Copy the data precisely, keeping every character.

***** DATA ROWS *****

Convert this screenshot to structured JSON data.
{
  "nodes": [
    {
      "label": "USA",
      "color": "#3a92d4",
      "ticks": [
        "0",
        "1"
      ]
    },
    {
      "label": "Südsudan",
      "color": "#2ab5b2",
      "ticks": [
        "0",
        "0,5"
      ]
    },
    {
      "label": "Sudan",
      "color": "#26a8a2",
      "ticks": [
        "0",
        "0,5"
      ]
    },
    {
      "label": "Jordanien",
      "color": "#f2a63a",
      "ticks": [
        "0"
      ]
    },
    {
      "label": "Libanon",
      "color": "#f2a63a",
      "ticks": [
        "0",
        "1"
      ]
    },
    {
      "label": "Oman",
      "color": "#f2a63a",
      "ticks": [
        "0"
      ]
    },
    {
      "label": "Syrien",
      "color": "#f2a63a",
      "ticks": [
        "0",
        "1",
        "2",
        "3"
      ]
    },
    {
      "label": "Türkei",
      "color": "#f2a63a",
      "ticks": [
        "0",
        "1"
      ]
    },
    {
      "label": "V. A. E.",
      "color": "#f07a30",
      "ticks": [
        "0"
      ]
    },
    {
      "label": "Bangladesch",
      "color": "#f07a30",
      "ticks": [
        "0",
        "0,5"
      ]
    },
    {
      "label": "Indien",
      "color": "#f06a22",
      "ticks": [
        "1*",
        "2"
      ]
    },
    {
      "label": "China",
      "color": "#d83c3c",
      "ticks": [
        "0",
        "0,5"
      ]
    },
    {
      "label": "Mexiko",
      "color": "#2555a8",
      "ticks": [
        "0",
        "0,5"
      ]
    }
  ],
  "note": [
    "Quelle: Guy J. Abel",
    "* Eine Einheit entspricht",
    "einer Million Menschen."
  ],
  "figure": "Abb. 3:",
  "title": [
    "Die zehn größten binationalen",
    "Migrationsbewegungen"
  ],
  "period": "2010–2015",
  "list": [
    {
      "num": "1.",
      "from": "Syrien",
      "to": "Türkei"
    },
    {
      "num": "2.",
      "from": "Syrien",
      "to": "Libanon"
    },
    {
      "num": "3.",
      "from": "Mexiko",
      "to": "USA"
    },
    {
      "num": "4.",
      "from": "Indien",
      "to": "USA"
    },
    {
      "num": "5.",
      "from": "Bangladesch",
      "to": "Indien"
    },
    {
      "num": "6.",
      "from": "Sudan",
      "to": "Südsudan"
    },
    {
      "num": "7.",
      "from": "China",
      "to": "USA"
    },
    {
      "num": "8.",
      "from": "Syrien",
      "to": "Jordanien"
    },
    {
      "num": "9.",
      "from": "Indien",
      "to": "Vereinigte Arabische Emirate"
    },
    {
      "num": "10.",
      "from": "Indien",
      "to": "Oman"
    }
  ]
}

*****

■ **OUTPUT OF THE TASK**:
Convert this screenshot to structured JSON data.
{
  "nodes": [
    {
      "label": "USA",
      "color": "#3a92d4",
      "ticks": [
        "0",
        "1"
      ]
    },
    {
      "label": "Südsudan",
      "color": "#2ab5b2",
      "ticks": [
        "0",
        "0,5"
      ]
    },
    {
      "label": "Sudan",
      "color": "#26a8a2",
      "ticks": [
        "0",
        "0,5"
      ]
    },
    {
      "label": "Jordanien",
      "color": "#f2a63a",
      "ticks": [
        "0"
      ]
    },
    {
      "label": "Libanon",
      "color": "#f2a63a",
      "ticks": [
        "0",
        "1"
      ]
    },
    {
      "label": "Oman",
      "color": "#f2a63a",
      "ticks": [
        "0"
      ]
    },
    {
      "label": "Syrien",
      "color": "#f2a63a",
      "ticks": [
        "0",
        "1",
        "2",
        "3"
      ]
    },
    {
      "label": "Türkei",
      "color": "#f2a63a",
      "ticks": [
        "0",
        "1"
      ]
    },
    {
      "label": "V. A. E.",
      "color": "#f07a30",
      "ticks": [
        "0"
      ]
    },
    {
      "label": "Bangladesch",
      "color": "#f07a30",
      "ticks": [
        "0",
        "0,5"
      ]
    },
    {
      "label": "Indien",
      "color": "#f06a22",
      "ticks": [
        "1*",
        "2"
      ]
    },
    {
      "label": "China",
      "color": "#d83c3c",
      "ticks": [
        "0",
        "0,5"
      ]
    },
    {
      "label": "Mexiko",
      "color": "#2555a8",
      "ticks": [
        "0",
        "0,5"
      ]
    }
  ],
  "note": [
    "Quelle: Guy J. Abel",
    "* Eine Einheit entspricht",
    "einer Million Menschen."
  ],
  "figure": "Abb. 3:",
  "title": [
    "Die zehn größten binationalen",
    "Migrationsbewegungen"
  ],
  "period": "2010–2015",
  "list": [
    {
      "num": "1.",
      "from": "Syrien",
      "to": "Türkei"
    },
    {
      "num": "2.",
      "from": "Syrien",
      "to": "Libanon"
    },
    {
      "num": "3.",
      "from": "Mexiko",
      "to": "USA"
    },
    {
      "num": "4.",
      "from": "Indien",
      "to": "USA"
    },
    {
      "num": "5.",
      "from": "Bangladesch",
      "to": "Indien"
    },
    {
      "num": "6.",
      "from": "Sudan",
      "to": "Südsudan"
    },
    {
      "num": "7.",
      "from": "China",
      "to": "USA"
    },
    {
      "num": "8.",
      "from": "Syrien",
      "to": "Jordanien"
    },
    {
      "num": "9.",
      "from": "Indien",
      "to": "Vereinigte Arabische Emirate"
    },
    {
      "num": "10.",
      "from": "Indien",
      "to": "Oman"
    }
  ]
}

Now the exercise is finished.